## ДОСТУПНЫЙ МАТЕРИАЛ
========================================================================
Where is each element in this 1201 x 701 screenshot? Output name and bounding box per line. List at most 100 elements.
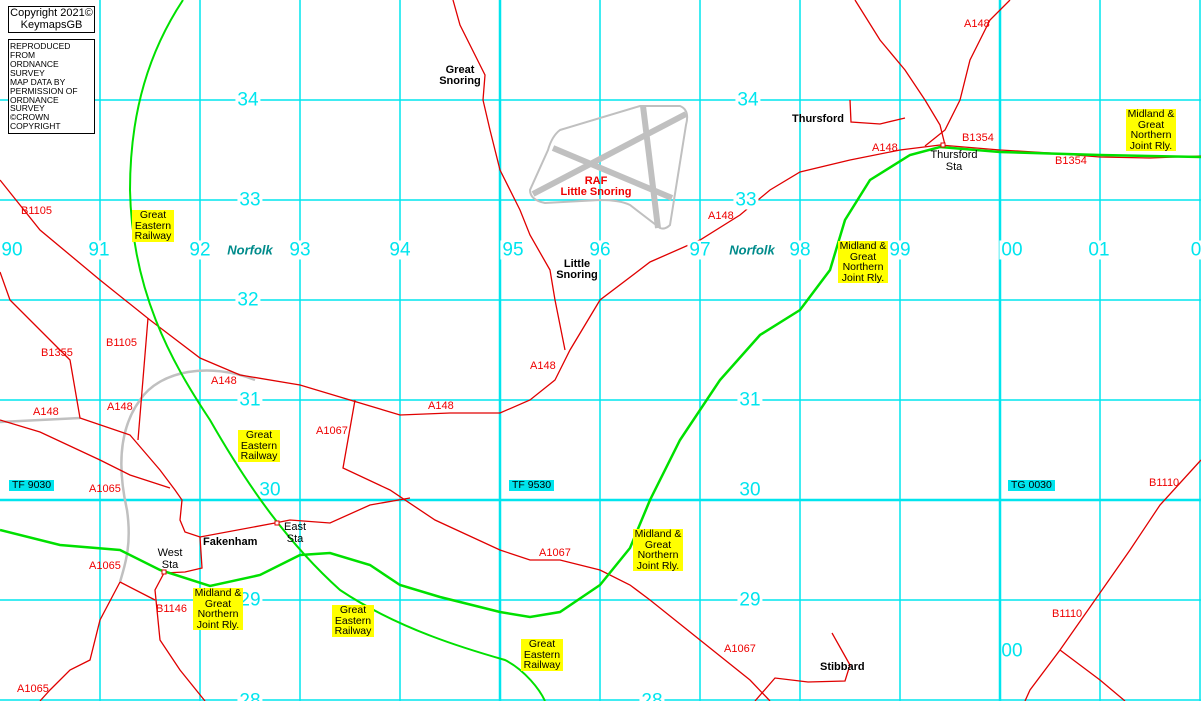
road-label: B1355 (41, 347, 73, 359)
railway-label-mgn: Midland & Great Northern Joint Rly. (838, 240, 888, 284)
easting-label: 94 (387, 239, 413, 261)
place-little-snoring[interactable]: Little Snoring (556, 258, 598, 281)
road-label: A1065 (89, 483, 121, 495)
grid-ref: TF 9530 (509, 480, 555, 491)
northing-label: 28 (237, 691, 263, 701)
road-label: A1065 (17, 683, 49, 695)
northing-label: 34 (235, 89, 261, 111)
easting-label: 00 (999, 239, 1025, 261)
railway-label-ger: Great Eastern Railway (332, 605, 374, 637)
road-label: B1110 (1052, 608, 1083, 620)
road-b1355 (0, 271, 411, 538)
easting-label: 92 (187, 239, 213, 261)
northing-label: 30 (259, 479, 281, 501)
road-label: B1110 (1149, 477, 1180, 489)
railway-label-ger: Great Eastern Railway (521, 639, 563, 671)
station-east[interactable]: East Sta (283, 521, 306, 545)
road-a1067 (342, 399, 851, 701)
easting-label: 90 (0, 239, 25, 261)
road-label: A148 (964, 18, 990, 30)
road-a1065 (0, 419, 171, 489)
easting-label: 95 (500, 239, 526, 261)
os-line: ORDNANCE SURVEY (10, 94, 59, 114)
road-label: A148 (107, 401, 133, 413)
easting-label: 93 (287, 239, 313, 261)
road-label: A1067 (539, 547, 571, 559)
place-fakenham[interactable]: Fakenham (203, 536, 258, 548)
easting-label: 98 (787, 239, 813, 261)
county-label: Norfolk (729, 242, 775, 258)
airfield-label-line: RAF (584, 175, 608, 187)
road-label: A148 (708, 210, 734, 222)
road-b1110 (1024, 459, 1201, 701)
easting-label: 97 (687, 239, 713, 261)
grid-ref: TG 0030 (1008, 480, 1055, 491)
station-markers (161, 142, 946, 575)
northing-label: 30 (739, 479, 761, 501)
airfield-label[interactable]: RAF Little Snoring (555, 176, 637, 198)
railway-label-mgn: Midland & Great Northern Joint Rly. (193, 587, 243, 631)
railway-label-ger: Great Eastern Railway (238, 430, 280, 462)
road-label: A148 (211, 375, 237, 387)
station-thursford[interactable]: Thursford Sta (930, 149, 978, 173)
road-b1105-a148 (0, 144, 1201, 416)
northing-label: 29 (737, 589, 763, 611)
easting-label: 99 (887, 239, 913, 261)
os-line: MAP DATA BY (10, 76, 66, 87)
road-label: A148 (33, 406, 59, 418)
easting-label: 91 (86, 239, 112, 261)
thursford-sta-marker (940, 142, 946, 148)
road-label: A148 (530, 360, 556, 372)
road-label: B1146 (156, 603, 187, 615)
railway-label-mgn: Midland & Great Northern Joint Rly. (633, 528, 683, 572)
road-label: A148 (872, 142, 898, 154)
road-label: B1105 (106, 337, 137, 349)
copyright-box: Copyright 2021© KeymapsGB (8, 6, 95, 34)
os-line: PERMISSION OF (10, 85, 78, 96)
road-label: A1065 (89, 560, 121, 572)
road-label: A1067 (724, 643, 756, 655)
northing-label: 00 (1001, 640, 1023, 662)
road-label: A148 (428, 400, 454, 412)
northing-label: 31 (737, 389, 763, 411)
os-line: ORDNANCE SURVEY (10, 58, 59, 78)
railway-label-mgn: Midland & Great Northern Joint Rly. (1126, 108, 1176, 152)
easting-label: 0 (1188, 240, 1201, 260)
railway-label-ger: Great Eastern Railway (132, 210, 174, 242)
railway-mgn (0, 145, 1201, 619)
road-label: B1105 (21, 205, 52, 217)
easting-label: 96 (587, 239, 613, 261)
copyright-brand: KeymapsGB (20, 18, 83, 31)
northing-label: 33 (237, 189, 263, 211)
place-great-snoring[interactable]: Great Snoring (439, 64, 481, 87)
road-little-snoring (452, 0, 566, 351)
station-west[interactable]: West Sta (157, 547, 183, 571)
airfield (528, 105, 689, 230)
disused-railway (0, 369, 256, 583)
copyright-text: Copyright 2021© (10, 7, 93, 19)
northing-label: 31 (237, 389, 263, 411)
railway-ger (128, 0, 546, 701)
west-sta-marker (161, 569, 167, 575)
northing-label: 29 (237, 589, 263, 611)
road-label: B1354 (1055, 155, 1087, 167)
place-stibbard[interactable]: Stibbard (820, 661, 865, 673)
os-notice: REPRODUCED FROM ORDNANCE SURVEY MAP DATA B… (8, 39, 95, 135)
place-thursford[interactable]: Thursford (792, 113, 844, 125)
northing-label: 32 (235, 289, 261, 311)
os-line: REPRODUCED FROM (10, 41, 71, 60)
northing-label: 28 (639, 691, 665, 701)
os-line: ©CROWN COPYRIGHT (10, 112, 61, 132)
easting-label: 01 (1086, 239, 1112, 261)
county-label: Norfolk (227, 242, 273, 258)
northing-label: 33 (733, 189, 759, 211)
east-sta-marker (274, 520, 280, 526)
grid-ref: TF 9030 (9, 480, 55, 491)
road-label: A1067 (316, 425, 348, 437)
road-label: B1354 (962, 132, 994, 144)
========================================================================
## УКАЗАНИЕ
Перепишите без изменений строки материала, начиная со строки, где есть «road-label: B1355 (41, 347, 73, 359)», и заканчивая строкой, где есть «road-label: A1065 (89, 483, 121, 495)». Обе крайние строки тоже включите.

## ОТВЕТ
road-label: B1355 (41, 347, 73, 359)
railway-label-mgn: Midland & Great Northern Joint Rly. (838, 240, 888, 284)
easting-label: 94 (387, 239, 413, 261)
place-little-snoring[interactable]: Little Snoring (556, 258, 598, 281)
road-label: A1065 (89, 483, 121, 495)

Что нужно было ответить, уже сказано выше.